*Instructions to follow:*
Give all of the lines again, with nothing added or dropped.

#### Rows

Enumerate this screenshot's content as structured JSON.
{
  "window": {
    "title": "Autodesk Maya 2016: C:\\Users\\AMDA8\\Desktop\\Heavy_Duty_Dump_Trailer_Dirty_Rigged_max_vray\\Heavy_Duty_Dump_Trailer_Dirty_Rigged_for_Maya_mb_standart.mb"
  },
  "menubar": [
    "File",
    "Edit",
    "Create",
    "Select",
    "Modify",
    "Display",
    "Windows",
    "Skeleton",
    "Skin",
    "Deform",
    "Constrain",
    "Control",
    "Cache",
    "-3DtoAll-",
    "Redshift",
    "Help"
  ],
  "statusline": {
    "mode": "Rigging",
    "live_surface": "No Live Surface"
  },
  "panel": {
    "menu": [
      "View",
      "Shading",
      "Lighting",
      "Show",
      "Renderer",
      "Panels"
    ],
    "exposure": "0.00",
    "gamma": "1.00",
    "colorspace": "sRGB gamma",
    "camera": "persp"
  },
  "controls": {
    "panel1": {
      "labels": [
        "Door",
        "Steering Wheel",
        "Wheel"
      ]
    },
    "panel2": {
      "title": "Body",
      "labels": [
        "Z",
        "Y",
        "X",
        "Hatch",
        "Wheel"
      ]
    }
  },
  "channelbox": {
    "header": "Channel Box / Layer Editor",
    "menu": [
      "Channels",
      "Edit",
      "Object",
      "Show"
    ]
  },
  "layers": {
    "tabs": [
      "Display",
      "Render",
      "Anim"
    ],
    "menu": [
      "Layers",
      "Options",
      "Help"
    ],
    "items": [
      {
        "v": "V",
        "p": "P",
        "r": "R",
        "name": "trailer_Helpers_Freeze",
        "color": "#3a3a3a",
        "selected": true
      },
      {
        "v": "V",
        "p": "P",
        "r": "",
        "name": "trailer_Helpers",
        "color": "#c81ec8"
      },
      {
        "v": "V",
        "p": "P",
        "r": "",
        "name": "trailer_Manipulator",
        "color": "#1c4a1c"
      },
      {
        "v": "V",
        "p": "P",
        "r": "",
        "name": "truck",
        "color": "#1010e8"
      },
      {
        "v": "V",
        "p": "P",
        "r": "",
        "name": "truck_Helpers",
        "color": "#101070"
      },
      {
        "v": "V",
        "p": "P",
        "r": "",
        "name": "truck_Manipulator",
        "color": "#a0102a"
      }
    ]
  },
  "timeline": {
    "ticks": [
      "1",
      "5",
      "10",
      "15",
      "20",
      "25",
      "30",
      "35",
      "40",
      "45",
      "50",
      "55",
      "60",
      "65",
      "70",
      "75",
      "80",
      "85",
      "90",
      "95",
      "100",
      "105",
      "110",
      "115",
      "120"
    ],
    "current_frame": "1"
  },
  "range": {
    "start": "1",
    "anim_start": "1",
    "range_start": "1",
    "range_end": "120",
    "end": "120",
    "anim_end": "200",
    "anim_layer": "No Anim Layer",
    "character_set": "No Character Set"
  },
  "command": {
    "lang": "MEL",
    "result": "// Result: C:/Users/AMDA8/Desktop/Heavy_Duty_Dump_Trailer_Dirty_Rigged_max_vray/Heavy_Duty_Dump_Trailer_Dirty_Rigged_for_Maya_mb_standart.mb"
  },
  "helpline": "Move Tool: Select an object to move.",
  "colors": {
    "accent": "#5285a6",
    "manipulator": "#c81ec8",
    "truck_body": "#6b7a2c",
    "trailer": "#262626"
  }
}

########

*Output of the exercise:*
Enumerate this screenshot's content as structured JSON.
{
  "window": {
    "title": "Autodesk Maya 2016: C:\\Users\\AMDA8\\Desktop\\Heavy_Duty_Dump_Trailer_Dirty_Rigged_max_vray\\Heavy_Duty_Dump_Trailer_Dirty_Rigged_for_Maya_mb_standart.mb"
  },
  "menubar": [
    "File",
    "Edit",
    "Create",
    "Select",
    "Modify",
    "Display",
    "Windows",
    "Skeleton",
    "Skin",
    "Deform",
    "Constrain",
    "Control",
    "Cache",
    "-3DtoAll-",
    "Redshift",
    "Help"
  ],
  "statusline": {
    "mode": "Rigging",
    "live_surface": "No Live Surface"
  },
  "panel": {
    "menu": [
      "View",
      "Shading",
      "Lighting",
      "Show",
      "Renderer",
      "Panels"
    ],
    "exposure": "0.00",
    "gamma": "1.00",
    "colorspace": "sRGB gamma",
    "camera": "persp"
  },
  "controls": {
    "panel1": {
      "labels": [
        "Door",
        "Steering Wheel",
        "Wheel"
      ]
    },
    "panel2": {
      "title": "Body",
      "labels": [
        "Z",
        "Y",
        "X",
        "Hatch",
        "Wheel"
      ]
    }
  },
  "channelbox": {
    "header": "Channel Box / Layer Editor",
    "menu": [
      "Channels",
      "Edit",
      "Object",
      "Show"
    ]
  },
  "layers": {
    "tabs": [
      "Display",
      "Render",
      "Anim"
    ],
    "menu": [
      "Layers",
      "Options",
      "Help"
    ],
    "items": [
      {
        "v": "V",
        "p": "P",
        "r": "R",
        "name": "trailer_Helpers_Freeze",
        "color": "#3a3a3a",
        "selected": true
      },
      {
        "v": "V",
        "p": "P",
        "r": "",
        "name": "trailer_Helpers",
        "color": "#c81ec8"
      },
      {
        "v": "V",
        "p": "P",
        "r": "",
        "name": "trailer_Manipulator",
        "color": "#1c4a1c"
      },
      {
        "v": "V",
        "p": "P",
        "r": "",
        "name": "truck",
        "color": "#1010e8"
      },
      {
        "v": "V",
        "p": "P",
        "r": "",
        "name": "truck_Helpers",
        "color": "#101070"
      },
      {
        "v": "V",
        "p": "P",
        "r": "",
        "name": "truck_Manipulator",
        "color": "#a0102a"
      }
    ]
  },
  "timeline": {
    "ticks": [
      "1",
      "5",
      "10",
      "15",
      "20",
      "25",
      "30",
      "35",
      "40",
      "45",
      "50",
      "55",
      "60",
      "65",
      "70",
      "75",
      "80",
      "85",
      "90",
      "95",
      "100",
      "105",
      "110",
      "115",
      "120"
    ],
    "current_frame": "1"
  },
  "range": {
    "start": "1",
    "anim_start": "1",
    "range_start": "1",
    "range_end": "120",
    "end": "120",
    "anim_end": "200",
    "anim_layer": "No Anim Layer",
    "character_set": "No Character Set"
  },
  "command": {
    "lang": "MEL",
    "result": "// Result: C:/Users/AMDA8/Desktop/Heavy_Duty_Dump_Trailer_Dirty_Rigged_max_vray/Heavy_Duty_Dump_Trailer_Dirty_Rigged_for_Maya_mb_standart.mb"
  },
  "helpline": "Move Tool: Select an object to move.",
  "colors": {
    "accent": "#5285a6",
    "manipulator": "#c81ec8",
    "truck_body": "#6b7a2c",
    "trailer": "#262626"
  }
}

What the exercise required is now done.